*TASK DIRECTIONS*:
Whenever a line contains the string "Tokenization", copy it out of the entries.

(Dataset records on visual material)
-*-
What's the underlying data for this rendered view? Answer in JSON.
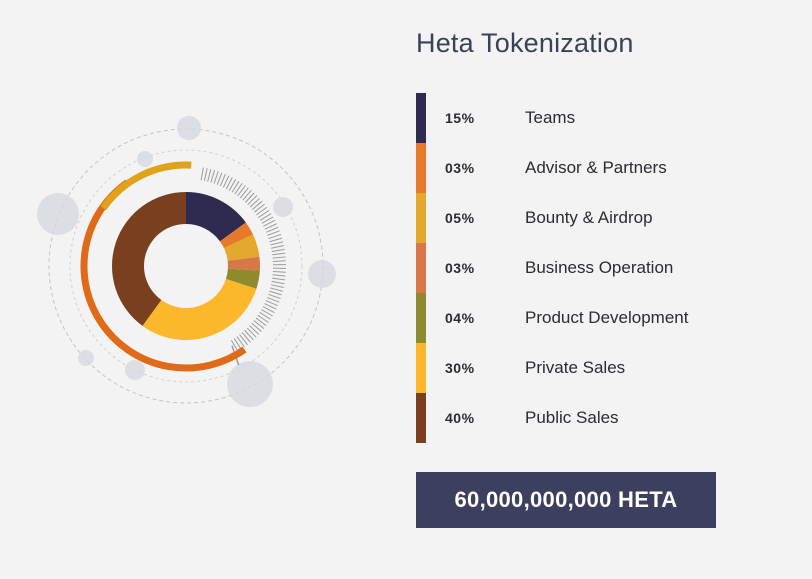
{
  "title": "Heta Tokenization",
  "total": "60,000,000,000 HETA",
  "chart_data": {
    "type": "pie",
    "title": "Heta Tokenization",
    "categories": [
      "Teams",
      "Advisor & Partners",
      "Bounty & Airdrop",
      "Business Operation",
      "Product Development",
      "Private Sales",
      "Public Sales"
    ],
    "values": [
      15,
      3,
      5,
      3,
      4,
      30,
      40
    ],
    "labels": [
      "15%",
      "03%",
      "05%",
      "03%",
      "04%",
      "30%",
      "40%"
    ],
    "colors": [
      "#2f2a4f",
      "#e8792a",
      "#e3a82c",
      "#d8784a",
      "#8e8a2e",
      "#fcb72b",
      "#7a3f1f"
    ],
    "donut": true
  },
  "colors": {
    "accent_orange": "#e06a17",
    "accent_gold": "#e0a21b",
    "total_bg": "#3d3f5e"
  }
}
-*-
*OUTPUT OF THE TASK*:
  "title": "Heta Tokenization",
    "title": "Heta Tokenization",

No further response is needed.